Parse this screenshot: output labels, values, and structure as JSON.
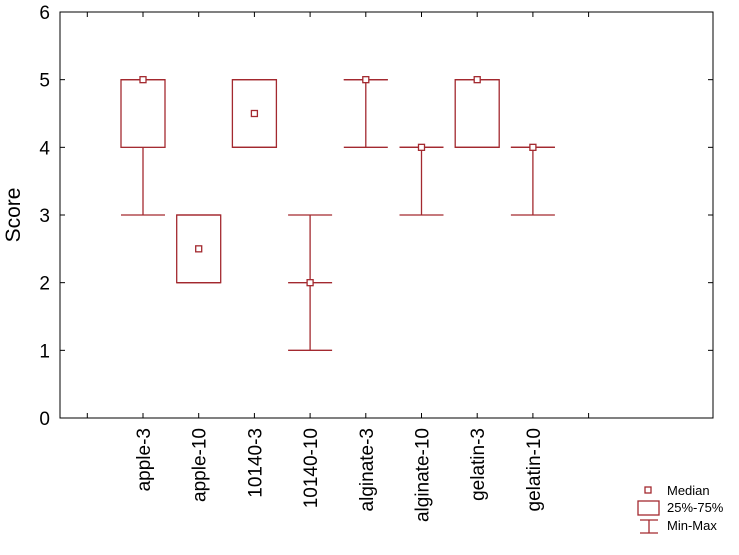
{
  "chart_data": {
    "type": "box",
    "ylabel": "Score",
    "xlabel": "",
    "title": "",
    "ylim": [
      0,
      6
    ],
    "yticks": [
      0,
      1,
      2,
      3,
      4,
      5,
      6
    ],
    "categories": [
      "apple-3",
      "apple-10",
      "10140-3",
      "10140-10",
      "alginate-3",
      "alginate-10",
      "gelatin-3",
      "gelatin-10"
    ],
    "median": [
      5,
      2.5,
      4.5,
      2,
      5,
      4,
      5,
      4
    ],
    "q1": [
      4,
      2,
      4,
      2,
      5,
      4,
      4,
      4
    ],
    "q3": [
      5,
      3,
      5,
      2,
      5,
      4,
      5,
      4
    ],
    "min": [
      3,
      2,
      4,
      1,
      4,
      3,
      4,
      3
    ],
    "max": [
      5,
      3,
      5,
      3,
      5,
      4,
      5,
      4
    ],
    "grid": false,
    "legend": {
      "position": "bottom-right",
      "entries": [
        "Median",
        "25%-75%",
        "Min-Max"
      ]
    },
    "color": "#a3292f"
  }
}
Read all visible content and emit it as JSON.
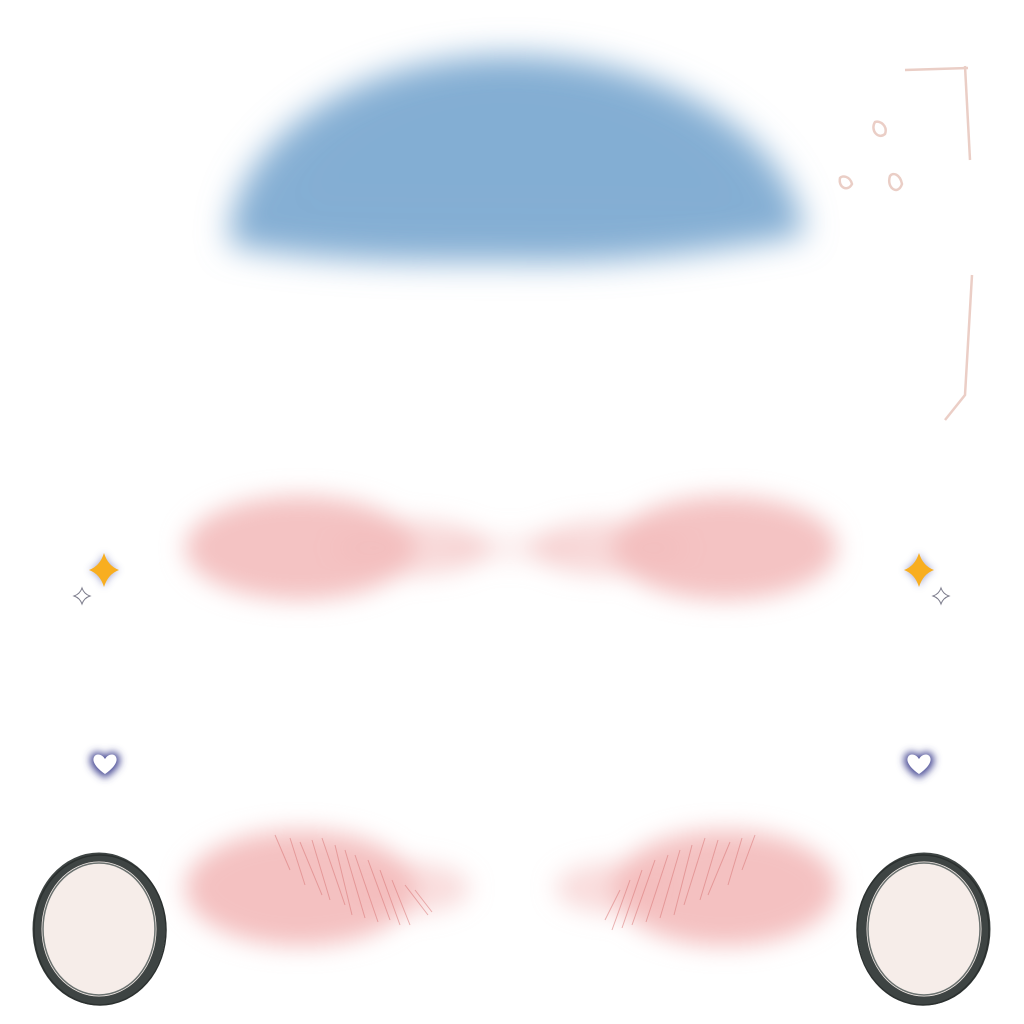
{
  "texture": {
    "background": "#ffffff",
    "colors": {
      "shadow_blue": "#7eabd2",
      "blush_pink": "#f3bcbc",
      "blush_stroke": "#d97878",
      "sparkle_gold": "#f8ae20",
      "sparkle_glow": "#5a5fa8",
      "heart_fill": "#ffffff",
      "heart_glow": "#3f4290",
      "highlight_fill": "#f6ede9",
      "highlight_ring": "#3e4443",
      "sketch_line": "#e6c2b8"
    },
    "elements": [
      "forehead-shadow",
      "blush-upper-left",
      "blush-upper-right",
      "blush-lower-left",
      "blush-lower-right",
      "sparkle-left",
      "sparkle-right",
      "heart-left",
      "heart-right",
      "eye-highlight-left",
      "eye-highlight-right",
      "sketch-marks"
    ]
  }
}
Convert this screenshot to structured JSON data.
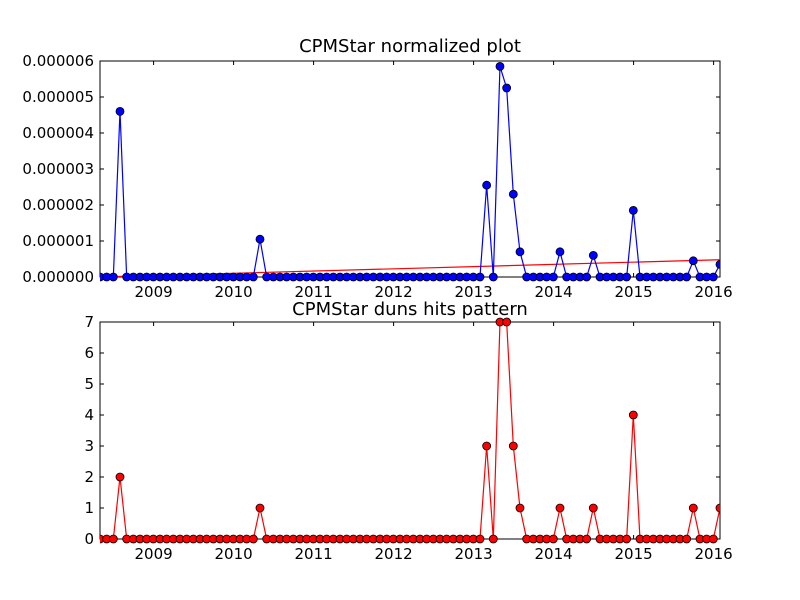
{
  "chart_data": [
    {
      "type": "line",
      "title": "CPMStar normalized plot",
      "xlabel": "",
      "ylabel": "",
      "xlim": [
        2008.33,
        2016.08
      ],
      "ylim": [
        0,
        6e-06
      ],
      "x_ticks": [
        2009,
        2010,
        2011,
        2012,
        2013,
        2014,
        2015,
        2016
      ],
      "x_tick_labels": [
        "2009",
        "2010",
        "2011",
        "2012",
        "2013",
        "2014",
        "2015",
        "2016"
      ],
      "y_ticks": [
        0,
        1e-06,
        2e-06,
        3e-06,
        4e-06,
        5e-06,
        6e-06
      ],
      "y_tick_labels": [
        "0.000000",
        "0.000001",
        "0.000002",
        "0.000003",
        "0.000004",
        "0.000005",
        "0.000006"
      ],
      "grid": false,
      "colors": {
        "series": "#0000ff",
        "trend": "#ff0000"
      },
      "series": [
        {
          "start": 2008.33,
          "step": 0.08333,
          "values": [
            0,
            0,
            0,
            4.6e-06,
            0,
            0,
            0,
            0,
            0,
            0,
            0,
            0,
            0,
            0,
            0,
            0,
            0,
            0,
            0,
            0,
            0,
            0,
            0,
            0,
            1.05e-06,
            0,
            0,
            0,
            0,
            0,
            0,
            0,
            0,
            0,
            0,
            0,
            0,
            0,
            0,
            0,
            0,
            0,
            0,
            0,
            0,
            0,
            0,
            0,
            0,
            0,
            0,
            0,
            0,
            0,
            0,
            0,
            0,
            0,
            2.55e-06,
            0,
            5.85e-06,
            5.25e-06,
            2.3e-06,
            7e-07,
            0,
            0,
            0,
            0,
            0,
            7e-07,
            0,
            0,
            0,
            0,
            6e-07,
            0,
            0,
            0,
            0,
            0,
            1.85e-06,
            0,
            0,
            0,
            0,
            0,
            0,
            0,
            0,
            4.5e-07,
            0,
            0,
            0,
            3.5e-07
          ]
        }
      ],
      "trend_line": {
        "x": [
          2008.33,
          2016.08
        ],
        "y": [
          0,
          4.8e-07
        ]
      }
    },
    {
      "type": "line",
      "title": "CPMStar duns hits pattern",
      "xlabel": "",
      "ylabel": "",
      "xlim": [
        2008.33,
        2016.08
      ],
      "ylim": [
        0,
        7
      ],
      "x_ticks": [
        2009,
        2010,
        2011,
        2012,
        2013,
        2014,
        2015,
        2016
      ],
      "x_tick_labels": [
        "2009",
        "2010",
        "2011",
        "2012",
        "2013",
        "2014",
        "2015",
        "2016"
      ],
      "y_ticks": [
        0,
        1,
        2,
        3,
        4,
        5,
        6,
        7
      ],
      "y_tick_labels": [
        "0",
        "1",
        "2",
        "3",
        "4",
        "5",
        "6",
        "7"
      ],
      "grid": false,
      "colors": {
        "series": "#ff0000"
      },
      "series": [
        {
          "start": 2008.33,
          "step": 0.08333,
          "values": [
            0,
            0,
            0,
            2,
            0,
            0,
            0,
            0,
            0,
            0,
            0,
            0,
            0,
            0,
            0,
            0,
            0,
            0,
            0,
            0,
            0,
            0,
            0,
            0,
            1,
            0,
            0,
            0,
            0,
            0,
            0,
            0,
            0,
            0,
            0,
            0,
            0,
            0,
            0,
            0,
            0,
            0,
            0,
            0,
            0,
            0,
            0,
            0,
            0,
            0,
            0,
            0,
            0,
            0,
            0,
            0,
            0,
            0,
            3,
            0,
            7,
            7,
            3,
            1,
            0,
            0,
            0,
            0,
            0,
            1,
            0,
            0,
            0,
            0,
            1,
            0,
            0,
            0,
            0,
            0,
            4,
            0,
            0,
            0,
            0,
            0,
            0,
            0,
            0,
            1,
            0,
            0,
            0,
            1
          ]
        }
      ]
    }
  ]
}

• • •

Description of the task »
Reproduce every record word for word. The copy must contain no pictures.

Response »
Parse this screenshot: output labels, values, and structure as JSON.
{
  "chart_data": {
    "type": "box",
    "ylabel": "Score",
    "xlabel": "",
    "title": "",
    "ylim": [
      0,
      6
    ],
    "yticks": [
      0,
      1,
      2,
      3,
      4,
      5,
      6
    ],
    "categories": [
      "apple-3",
      "apple-10",
      "10140-3",
      "10140-10",
      "alginate-3",
      "alginate-10",
      "gelatin-3",
      "gelatin-10"
    ],
    "median": [
      5,
      2.5,
      4.5,
      2,
      5,
      4,
      5,
      4
    ],
    "q1": [
      4,
      2,
      4,
      2,
      5,
      4,
      4,
      4
    ],
    "q3": [
      5,
      3,
      5,
      2,
      5,
      4,
      5,
      4
    ],
    "min": [
      3,
      2,
      4,
      1,
      4,
      3,
      4,
      3
    ],
    "max": [
      5,
      3,
      5,
      3,
      5,
      4,
      5,
      4
    ],
    "grid": false,
    "legend": {
      "position": "bottom-right",
      "entries": [
        "Median",
        "25%-75%",
        "Min-Max"
      ]
    },
    "color": "#a3292f"
  }
}
Read all visible content and emit it as JSON.
{
  "texture": {
    "background": "#ffffff",
    "colors": {
      "shadow_blue": "#7eabd2",
      "blush_pink": "#f3bcbc",
      "blush_stroke": "#d97878",
      "sparkle_gold": "#f8ae20",
      "sparkle_glow": "#5a5fa8",
      "heart_fill": "#ffffff",
      "heart_glow": "#3f4290",
      "highlight_fill": "#f6ede9",
      "highlight_ring": "#3e4443",
      "sketch_line": "#e6c2b8"
    },
    "elements": [
      "forehead-shadow",
      "blush-upper-left",
      "blush-upper-right",
      "blush-lower-left",
      "blush-lower-right",
      "sparkle-left",
      "sparkle-right",
      "heart-left",
      "heart-right",
      "eye-highlight-left",
      "eye-highlight-right",
      "sketch-marks"
    ]
  }
}
Convert this screenshot to structured JSON data.
{
  "chart_data": [
    {
      "type": "line",
      "title": "CPMStar normalized plot",
      "xlabel": "",
      "ylabel": "",
      "xlim": [
        2008.33,
        2016.08
      ],
      "ylim": [
        0,
        6e-06
      ],
      "x_ticks": [
        2009,
        2010,
        2011,
        2012,
        2013,
        2014,
        2015,
        2016
      ],
      "x_tick_labels": [
        "2009",
        "2010",
        "2011",
        "2012",
        "2013",
        "2014",
        "2015",
        "2016"
      ],
      "y_ticks": [
        0,
        1e-06,
        2e-06,
        3e-06,
        4e-06,
        5e-06,
        6e-06
      ],
      "y_tick_labels": [
        "0.000000",
        "0.000001",
        "0.000002",
        "0.000003",
        "0.000004",
        "0.000005",
        "0.000006"
      ],
      "grid": false,
      "colors": {
        "series": "#0000ff",
        "trend": "#ff0000"
      },
      "series": [
        {
          "start": 2008.33,
          "step": 0.08333,
          "values": [
            0,
            0,
            0,
            4.6e-06,
            0,
            0,
            0,
            0,
            0,
            0,
            0,
            0,
            0,
            0,
            0,
            0,
            0,
            0,
            0,
            0,
            0,
            0,
            0,
            0,
            1.05e-06,
            0,
            0,
            0,
            0,
            0,
            0,
            0,
            0,
            0,
            0,
            0,
            0,
            0,
            0,
            0,
            0,
            0,
            0,
            0,
            0,
            0,
            0,
            0,
            0,
            0,
            0,
            0,
            0,
            0,
            0,
            0,
            0,
            0,
            2.55e-06,
            0,
            5.85e-06,
            5.25e-06,
            2.3e-06,
            7e-07,
            0,
            0,
            0,
            0,
            0,
            7e-07,
            0,
            0,
            0,
            0,
            6e-07,
            0,
            0,
            0,
            0,
            0,
            1.85e-06,
            0,
            0,
            0,
            0,
            0,
            0,
            0,
            0,
            4.5e-07,
            0,
            0,
            0,
            3.5e-07
          ]
        }
      ],
      "trend_line": {
        "x": [
          2008.33,
          2016.08
        ],
        "y": [
          0,
          4.8e-07
        ]
      }
    },
    {
      "type": "line",
      "title": "CPMStar duns hits pattern",
      "xlabel": "",
      "ylabel": "",
      "xlim": [
        2008.33,
        2016.08
      ],
      "ylim": [
        0,
        7
      ],
      "x_ticks": [
        2009,
        2010,
        2011,
        2012,
        2013,
        2014,
        2015,
        2016
      ],
      "x_tick_labels": [
        "2009",
        "2010",
        "2011",
        "2012",
        "2013",
        "2014",
        "2015",
        "2016"
      ],
      "y_ticks": [
        0,
        1,
        2,
        3,
        4,
        5,
        6,
        7
      ],
      "y_tick_labels": [
        "0",
        "1",
        "2",
        "3",
        "4",
        "5",
        "6",
        "7"
      ],
      "grid": false,
      "colors": {
        "series": "#ff0000"
      },
      "series": [
        {
          "start": 2008.33,
          "step": 0.08333,
          "values": [
            0,
            0,
            0,
            2,
            0,
            0,
            0,
            0,
            0,
            0,
            0,
            0,
            0,
            0,
            0,
            0,
            0,
            0,
            0,
            0,
            0,
            0,
            0,
            0,
            1,
            0,
            0,
            0,
            0,
            0,
            0,
            0,
            0,
            0,
            0,
            0,
            0,
            0,
            0,
            0,
            0,
            0,
            0,
            0,
            0,
            0,
            0,
            0,
            0,
            0,
            0,
            0,
            0,
            0,
            0,
            0,
            0,
            0,
            3,
            0,
            7,
            7,
            3,
            1,
            0,
            0,
            0,
            0,
            0,
            1,
            0,
            0,
            0,
            0,
            1,
            0,
            0,
            0,
            0,
            0,
            4,
            0,
            0,
            0,
            0,
            0,
            0,
            0,
            0,
            1,
            0,
            0,
            0,
            1
          ]
        }
      ]
    }
  ]
}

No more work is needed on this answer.